Repeat each record exactly. Any picture gets left out.

--- BEGIN Data to use ---

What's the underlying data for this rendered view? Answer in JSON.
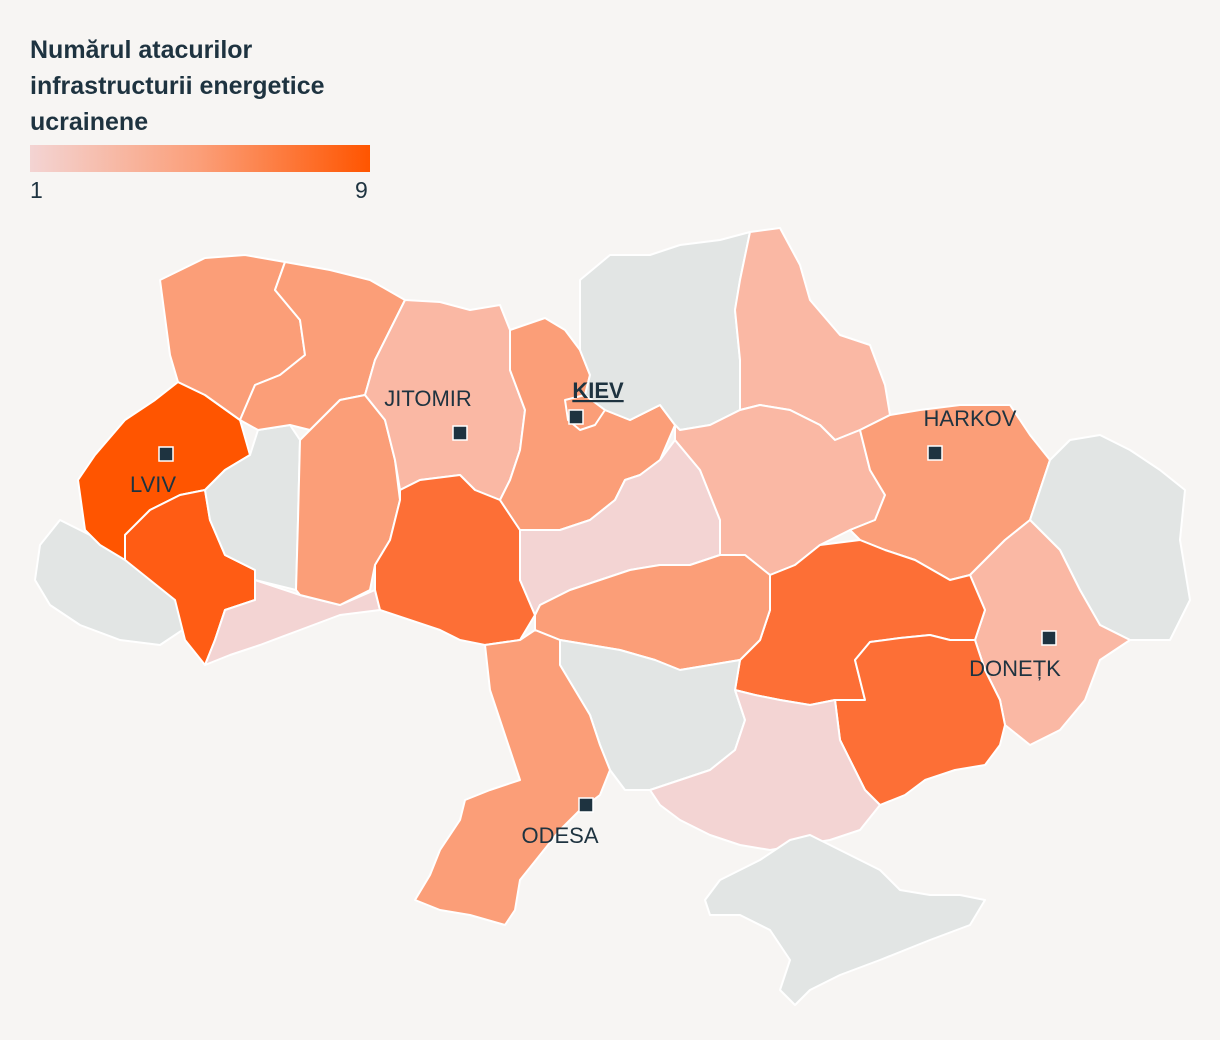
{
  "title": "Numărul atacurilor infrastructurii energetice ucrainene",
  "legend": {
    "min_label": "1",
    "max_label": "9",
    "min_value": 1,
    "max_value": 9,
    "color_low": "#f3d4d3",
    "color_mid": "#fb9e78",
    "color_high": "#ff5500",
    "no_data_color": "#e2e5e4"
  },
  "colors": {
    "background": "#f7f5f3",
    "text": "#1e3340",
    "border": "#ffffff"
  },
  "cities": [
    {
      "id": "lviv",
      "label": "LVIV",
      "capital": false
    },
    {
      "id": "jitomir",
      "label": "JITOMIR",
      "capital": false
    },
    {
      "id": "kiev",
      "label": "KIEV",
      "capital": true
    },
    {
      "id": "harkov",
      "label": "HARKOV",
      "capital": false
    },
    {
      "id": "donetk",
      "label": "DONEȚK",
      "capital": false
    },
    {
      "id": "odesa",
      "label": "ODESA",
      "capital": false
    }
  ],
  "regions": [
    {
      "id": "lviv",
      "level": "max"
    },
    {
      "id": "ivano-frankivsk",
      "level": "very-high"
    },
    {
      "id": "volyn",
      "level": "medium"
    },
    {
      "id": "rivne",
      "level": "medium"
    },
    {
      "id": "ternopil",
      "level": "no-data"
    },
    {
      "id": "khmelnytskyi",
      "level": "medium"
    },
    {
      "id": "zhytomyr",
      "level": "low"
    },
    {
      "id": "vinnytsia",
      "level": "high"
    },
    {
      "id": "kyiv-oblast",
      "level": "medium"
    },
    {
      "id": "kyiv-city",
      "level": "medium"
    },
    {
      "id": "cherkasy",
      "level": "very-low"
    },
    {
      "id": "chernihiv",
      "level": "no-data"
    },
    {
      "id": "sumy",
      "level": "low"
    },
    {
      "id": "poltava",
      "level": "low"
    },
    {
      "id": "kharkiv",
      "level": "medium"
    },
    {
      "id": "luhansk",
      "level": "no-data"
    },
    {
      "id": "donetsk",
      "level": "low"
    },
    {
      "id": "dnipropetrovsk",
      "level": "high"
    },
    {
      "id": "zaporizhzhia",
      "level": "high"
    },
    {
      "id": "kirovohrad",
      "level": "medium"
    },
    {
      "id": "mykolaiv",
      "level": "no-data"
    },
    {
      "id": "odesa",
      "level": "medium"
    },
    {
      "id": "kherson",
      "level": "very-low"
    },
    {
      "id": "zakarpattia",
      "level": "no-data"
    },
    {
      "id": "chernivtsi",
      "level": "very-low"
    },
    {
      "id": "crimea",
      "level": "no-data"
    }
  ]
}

--- END Data to use ---

■ Written response
What's the underlying data for this rendered view? Answer in JSON.
{
  "title": "Numărul atacurilor infrastructurii energetice ucrainene",
  "legend": {
    "min_label": "1",
    "max_label": "9",
    "min_value": 1,
    "max_value": 9,
    "color_low": "#f3d4d3",
    "color_mid": "#fb9e78",
    "color_high": "#ff5500",
    "no_data_color": "#e2e5e4"
  },
  "colors": {
    "background": "#f7f5f3",
    "text": "#1e3340",
    "border": "#ffffff"
  },
  "cities": [
    {
      "id": "lviv",
      "label": "LVIV",
      "capital": false
    },
    {
      "id": "jitomir",
      "label": "JITOMIR",
      "capital": false
    },
    {
      "id": "kiev",
      "label": "KIEV",
      "capital": true
    },
    {
      "id": "harkov",
      "label": "HARKOV",
      "capital": false
    },
    {
      "id": "donetk",
      "label": "DONEȚK",
      "capital": false
    },
    {
      "id": "odesa",
      "label": "ODESA",
      "capital": false
    }
  ],
  "regions": [
    {
      "id": "lviv",
      "level": "max"
    },
    {
      "id": "ivano-frankivsk",
      "level": "very-high"
    },
    {
      "id": "volyn",
      "level": "medium"
    },
    {
      "id": "rivne",
      "level": "medium"
    },
    {
      "id": "ternopil",
      "level": "no-data"
    },
    {
      "id": "khmelnytskyi",
      "level": "medium"
    },
    {
      "id": "zhytomyr",
      "level": "low"
    },
    {
      "id": "vinnytsia",
      "level": "high"
    },
    {
      "id": "kyiv-oblast",
      "level": "medium"
    },
    {
      "id": "kyiv-city",
      "level": "medium"
    },
    {
      "id": "cherkasy",
      "level": "very-low"
    },
    {
      "id": "chernihiv",
      "level": "no-data"
    },
    {
      "id": "sumy",
      "level": "low"
    },
    {
      "id": "poltava",
      "level": "low"
    },
    {
      "id": "kharkiv",
      "level": "medium"
    },
    {
      "id": "luhansk",
      "level": "no-data"
    },
    {
      "id": "donetsk",
      "level": "low"
    },
    {
      "id": "dnipropetrovsk",
      "level": "high"
    },
    {
      "id": "zaporizhzhia",
      "level": "high"
    },
    {
      "id": "kirovohrad",
      "level": "medium"
    },
    {
      "id": "mykolaiv",
      "level": "no-data"
    },
    {
      "id": "odesa",
      "level": "medium"
    },
    {
      "id": "kherson",
      "level": "very-low"
    },
    {
      "id": "zakarpattia",
      "level": "no-data"
    },
    {
      "id": "chernivtsi",
      "level": "very-low"
    },
    {
      "id": "crimea",
      "level": "no-data"
    }
  ]
}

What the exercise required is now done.